(Dataset entries on figures)
<<<<

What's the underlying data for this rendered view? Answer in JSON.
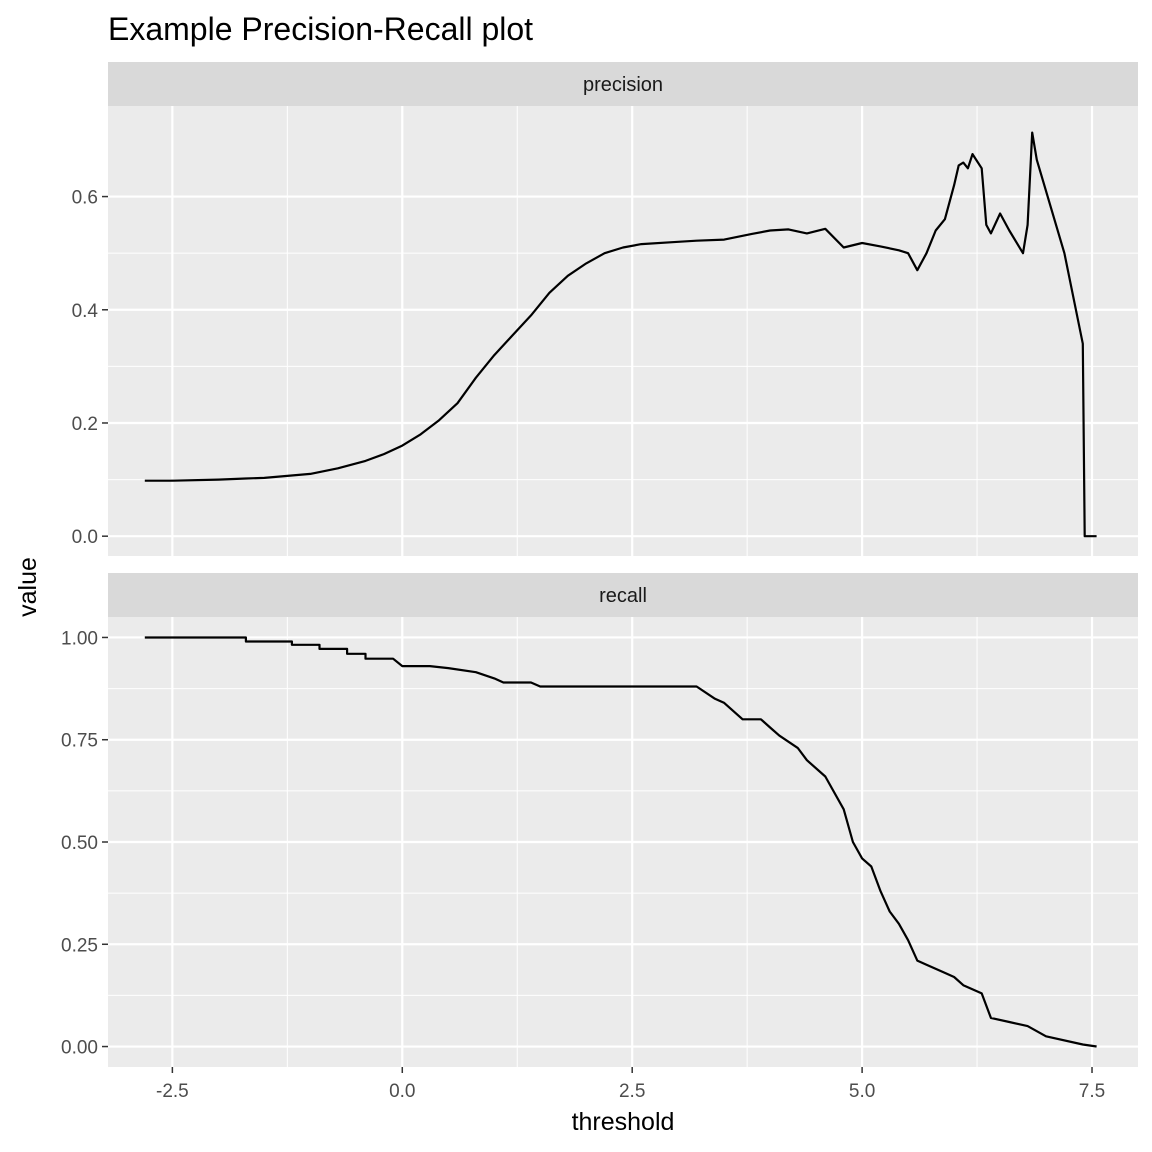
{
  "chart_data": {
    "type": "line",
    "title": "Example Precision-Recall plot",
    "xlabel": "threshold",
    "ylabel": "value",
    "x_ticks": [
      "-2.5",
      "0.0",
      "2.5",
      "5.0",
      "7.5"
    ],
    "x_tick_values": [
      -2.5,
      0,
      2.5,
      5,
      7.5
    ],
    "xlim": [
      -3.2,
      8.0
    ],
    "grid": true,
    "colors": {
      "panel_bg": "#ebebeb",
      "strip_bg": "#d9d9d9",
      "grid": "#ffffff",
      "line": "#000000"
    },
    "facets": [
      {
        "name": "precision",
        "ylim": [
          -0.035,
          0.76
        ],
        "y_ticks": [
          "0.0",
          "0.2",
          "0.4",
          "0.6"
        ],
        "y_tick_values": [
          0,
          0.2,
          0.4,
          0.6
        ],
        "points": [
          [
            -2.8,
            0.098
          ],
          [
            -2.5,
            0.098
          ],
          [
            -2.0,
            0.1
          ],
          [
            -1.7,
            0.102
          ],
          [
            -1.5,
            0.103
          ],
          [
            -1.0,
            0.11
          ],
          [
            -0.7,
            0.12
          ],
          [
            -0.4,
            0.133
          ],
          [
            -0.2,
            0.145
          ],
          [
            0.0,
            0.16
          ],
          [
            0.2,
            0.18
          ],
          [
            0.4,
            0.205
          ],
          [
            0.6,
            0.235
          ],
          [
            0.8,
            0.28
          ],
          [
            1.0,
            0.32
          ],
          [
            1.2,
            0.355
          ],
          [
            1.4,
            0.39
          ],
          [
            1.6,
            0.43
          ],
          [
            1.8,
            0.46
          ],
          [
            2.0,
            0.482
          ],
          [
            2.2,
            0.5
          ],
          [
            2.4,
            0.51
          ],
          [
            2.6,
            0.516
          ],
          [
            3.0,
            0.52
          ],
          [
            3.2,
            0.522
          ],
          [
            3.5,
            0.524
          ],
          [
            3.8,
            0.534
          ],
          [
            4.0,
            0.54
          ],
          [
            4.2,
            0.542
          ],
          [
            4.4,
            0.535
          ],
          [
            4.6,
            0.543
          ],
          [
            4.8,
            0.51
          ],
          [
            5.0,
            0.518
          ],
          [
            5.2,
            0.512
          ],
          [
            5.4,
            0.505
          ],
          [
            5.5,
            0.5
          ],
          [
            5.6,
            0.47
          ],
          [
            5.7,
            0.5
          ],
          [
            5.8,
            0.54
          ],
          [
            5.9,
            0.56
          ],
          [
            6.0,
            0.62
          ],
          [
            6.05,
            0.655
          ],
          [
            6.1,
            0.66
          ],
          [
            6.15,
            0.65
          ],
          [
            6.2,
            0.675
          ],
          [
            6.3,
            0.65
          ],
          [
            6.35,
            0.55
          ],
          [
            6.4,
            0.535
          ],
          [
            6.5,
            0.57
          ],
          [
            6.6,
            0.54
          ],
          [
            6.75,
            0.5
          ],
          [
            6.8,
            0.55
          ],
          [
            6.85,
            0.713
          ],
          [
            6.9,
            0.665
          ],
          [
            7.2,
            0.5
          ],
          [
            7.4,
            0.34
          ],
          [
            7.42,
            0.0
          ],
          [
            7.55,
            0.0
          ]
        ]
      },
      {
        "name": "recall",
        "ylim": [
          -0.05,
          1.05
        ],
        "y_ticks": [
          "0.00",
          "0.25",
          "0.50",
          "0.75",
          "1.00"
        ],
        "y_tick_values": [
          0,
          0.25,
          0.5,
          0.75,
          1.0
        ],
        "points": [
          [
            -2.8,
            1.0
          ],
          [
            -1.7,
            1.0
          ],
          [
            -1.7,
            0.99
          ],
          [
            -1.2,
            0.99
          ],
          [
            -1.2,
            0.982
          ],
          [
            -0.9,
            0.982
          ],
          [
            -0.9,
            0.972
          ],
          [
            -0.6,
            0.972
          ],
          [
            -0.6,
            0.96
          ],
          [
            -0.4,
            0.96
          ],
          [
            -0.4,
            0.948
          ],
          [
            -0.1,
            0.948
          ],
          [
            0.0,
            0.93
          ],
          [
            0.3,
            0.93
          ],
          [
            0.5,
            0.925
          ],
          [
            0.8,
            0.915
          ],
          [
            1.0,
            0.9
          ],
          [
            1.1,
            0.89
          ],
          [
            1.4,
            0.89
          ],
          [
            1.5,
            0.88
          ],
          [
            3.2,
            0.88
          ],
          [
            3.4,
            0.85
          ],
          [
            3.5,
            0.84
          ],
          [
            3.7,
            0.8
          ],
          [
            3.9,
            0.8
          ],
          [
            4.0,
            0.78
          ],
          [
            4.1,
            0.76
          ],
          [
            4.3,
            0.73
          ],
          [
            4.4,
            0.7
          ],
          [
            4.6,
            0.66
          ],
          [
            4.8,
            0.58
          ],
          [
            4.9,
            0.5
          ],
          [
            5.0,
            0.46
          ],
          [
            5.1,
            0.44
          ],
          [
            5.2,
            0.38
          ],
          [
            5.3,
            0.33
          ],
          [
            5.4,
            0.3
          ],
          [
            5.5,
            0.26
          ],
          [
            5.6,
            0.21
          ],
          [
            5.7,
            0.2
          ],
          [
            5.9,
            0.18
          ],
          [
            6.0,
            0.17
          ],
          [
            6.1,
            0.15
          ],
          [
            6.3,
            0.13
          ],
          [
            6.4,
            0.07
          ],
          [
            6.6,
            0.06
          ],
          [
            6.8,
            0.05
          ],
          [
            7.0,
            0.025
          ],
          [
            7.4,
            0.005
          ],
          [
            7.55,
            0.0
          ]
        ]
      }
    ]
  }
}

>>>>

* Directive
Word for word, quote the full listing, omitting every picture.

* Result
What's the underlying data for this rendered view? Answer in JSON.
{
  "chart_data": {
    "type": "line",
    "title": "Example Precision-Recall plot",
    "xlabel": "threshold",
    "ylabel": "value",
    "x_ticks": [
      "-2.5",
      "0.0",
      "2.5",
      "5.0",
      "7.5"
    ],
    "x_tick_values": [
      -2.5,
      0,
      2.5,
      5,
      7.5
    ],
    "xlim": [
      -3.2,
      8.0
    ],
    "grid": true,
    "colors": {
      "panel_bg": "#ebebeb",
      "strip_bg": "#d9d9d9",
      "grid": "#ffffff",
      "line": "#000000"
    },
    "facets": [
      {
        "name": "precision",
        "ylim": [
          -0.035,
          0.76
        ],
        "y_ticks": [
          "0.0",
          "0.2",
          "0.4",
          "0.6"
        ],
        "y_tick_values": [
          0,
          0.2,
          0.4,
          0.6
        ],
        "points": [
          [
            -2.8,
            0.098
          ],
          [
            -2.5,
            0.098
          ],
          [
            -2.0,
            0.1
          ],
          [
            -1.7,
            0.102
          ],
          [
            -1.5,
            0.103
          ],
          [
            -1.0,
            0.11
          ],
          [
            -0.7,
            0.12
          ],
          [
            -0.4,
            0.133
          ],
          [
            -0.2,
            0.145
          ],
          [
            0.0,
            0.16
          ],
          [
            0.2,
            0.18
          ],
          [
            0.4,
            0.205
          ],
          [
            0.6,
            0.235
          ],
          [
            0.8,
            0.28
          ],
          [
            1.0,
            0.32
          ],
          [
            1.2,
            0.355
          ],
          [
            1.4,
            0.39
          ],
          [
            1.6,
            0.43
          ],
          [
            1.8,
            0.46
          ],
          [
            2.0,
            0.482
          ],
          [
            2.2,
            0.5
          ],
          [
            2.4,
            0.51
          ],
          [
            2.6,
            0.516
          ],
          [
            3.0,
            0.52
          ],
          [
            3.2,
            0.522
          ],
          [
            3.5,
            0.524
          ],
          [
            3.8,
            0.534
          ],
          [
            4.0,
            0.54
          ],
          [
            4.2,
            0.542
          ],
          [
            4.4,
            0.535
          ],
          [
            4.6,
            0.543
          ],
          [
            4.8,
            0.51
          ],
          [
            5.0,
            0.518
          ],
          [
            5.2,
            0.512
          ],
          [
            5.4,
            0.505
          ],
          [
            5.5,
            0.5
          ],
          [
            5.6,
            0.47
          ],
          [
            5.7,
            0.5
          ],
          [
            5.8,
            0.54
          ],
          [
            5.9,
            0.56
          ],
          [
            6.0,
            0.62
          ],
          [
            6.05,
            0.655
          ],
          [
            6.1,
            0.66
          ],
          [
            6.15,
            0.65
          ],
          [
            6.2,
            0.675
          ],
          [
            6.3,
            0.65
          ],
          [
            6.35,
            0.55
          ],
          [
            6.4,
            0.535
          ],
          [
            6.5,
            0.57
          ],
          [
            6.6,
            0.54
          ],
          [
            6.75,
            0.5
          ],
          [
            6.8,
            0.55
          ],
          [
            6.85,
            0.713
          ],
          [
            6.9,
            0.665
          ],
          [
            7.2,
            0.5
          ],
          [
            7.4,
            0.34
          ],
          [
            7.42,
            0.0
          ],
          [
            7.55,
            0.0
          ]
        ]
      },
      {
        "name": "recall",
        "ylim": [
          -0.05,
          1.05
        ],
        "y_ticks": [
          "0.00",
          "0.25",
          "0.50",
          "0.75",
          "1.00"
        ],
        "y_tick_values": [
          0,
          0.25,
          0.5,
          0.75,
          1.0
        ],
        "points": [
          [
            -2.8,
            1.0
          ],
          [
            -1.7,
            1.0
          ],
          [
            -1.7,
            0.99
          ],
          [
            -1.2,
            0.99
          ],
          [
            -1.2,
            0.982
          ],
          [
            -0.9,
            0.982
          ],
          [
            -0.9,
            0.972
          ],
          [
            -0.6,
            0.972
          ],
          [
            -0.6,
            0.96
          ],
          [
            -0.4,
            0.96
          ],
          [
            -0.4,
            0.948
          ],
          [
            -0.1,
            0.948
          ],
          [
            0.0,
            0.93
          ],
          [
            0.3,
            0.93
          ],
          [
            0.5,
            0.925
          ],
          [
            0.8,
            0.915
          ],
          [
            1.0,
            0.9
          ],
          [
            1.1,
            0.89
          ],
          [
            1.4,
            0.89
          ],
          [
            1.5,
            0.88
          ],
          [
            3.2,
            0.88
          ],
          [
            3.4,
            0.85
          ],
          [
            3.5,
            0.84
          ],
          [
            3.7,
            0.8
          ],
          [
            3.9,
            0.8
          ],
          [
            4.0,
            0.78
          ],
          [
            4.1,
            0.76
          ],
          [
            4.3,
            0.73
          ],
          [
            4.4,
            0.7
          ],
          [
            4.6,
            0.66
          ],
          [
            4.8,
            0.58
          ],
          [
            4.9,
            0.5
          ],
          [
            5.0,
            0.46
          ],
          [
            5.1,
            0.44
          ],
          [
            5.2,
            0.38
          ],
          [
            5.3,
            0.33
          ],
          [
            5.4,
            0.3
          ],
          [
            5.5,
            0.26
          ],
          [
            5.6,
            0.21
          ],
          [
            5.7,
            0.2
          ],
          [
            5.9,
            0.18
          ],
          [
            6.0,
            0.17
          ],
          [
            6.1,
            0.15
          ],
          [
            6.3,
            0.13
          ],
          [
            6.4,
            0.07
          ],
          [
            6.6,
            0.06
          ],
          [
            6.8,
            0.05
          ],
          [
            7.0,
            0.025
          ],
          [
            7.4,
            0.005
          ],
          [
            7.55,
            0.0
          ]
        ]
      }
    ]
  }
}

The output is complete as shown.